Records excerpted from a collection:
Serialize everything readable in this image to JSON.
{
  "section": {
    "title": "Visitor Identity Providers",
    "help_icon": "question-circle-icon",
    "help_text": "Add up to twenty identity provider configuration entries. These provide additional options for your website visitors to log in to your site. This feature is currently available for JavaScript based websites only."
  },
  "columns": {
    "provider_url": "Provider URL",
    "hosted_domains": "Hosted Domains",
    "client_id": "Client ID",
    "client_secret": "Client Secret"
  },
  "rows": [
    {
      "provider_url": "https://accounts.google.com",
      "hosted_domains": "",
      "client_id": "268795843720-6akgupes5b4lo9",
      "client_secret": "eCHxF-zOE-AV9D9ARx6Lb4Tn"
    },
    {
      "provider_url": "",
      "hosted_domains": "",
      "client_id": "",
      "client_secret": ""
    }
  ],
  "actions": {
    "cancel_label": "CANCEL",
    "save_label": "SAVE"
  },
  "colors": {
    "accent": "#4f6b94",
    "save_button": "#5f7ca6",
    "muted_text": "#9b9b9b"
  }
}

=== What the task requires ===
Extract every record and return it verbatim.

=== Task response ===
Serialize everything readable in this image to JSON.
{
  "section": {
    "title": "Visitor Identity Providers",
    "help_icon": "question-circle-icon",
    "help_text": "Add up to twenty identity provider configuration entries. These provide additional options for your website visitors to log in to your site. This feature is currently available for JavaScript based websites only."
  },
  "columns": {
    "provider_url": "Provider URL",
    "hosted_domains": "Hosted Domains",
    "client_id": "Client ID",
    "client_secret": "Client Secret"
  },
  "rows": [
    {
      "provider_url": "https://accounts.google.com",
      "hosted_domains": "",
      "client_id": "268795843720-6akgupes5b4lo9",
      "client_secret": "eCHxF-zOE-AV9D9ARx6Lb4Tn"
    },
    {
      "provider_url": "",
      "hosted_domains": "",
      "client_id": "",
      "client_secret": ""
    }
  ],
  "actions": {
    "cancel_label": "CANCEL",
    "save_label": "SAVE"
  },
  "colors": {
    "accent": "#4f6b94",
    "save_button": "#5f7ca6",
    "muted_text": "#9b9b9b"
  }
}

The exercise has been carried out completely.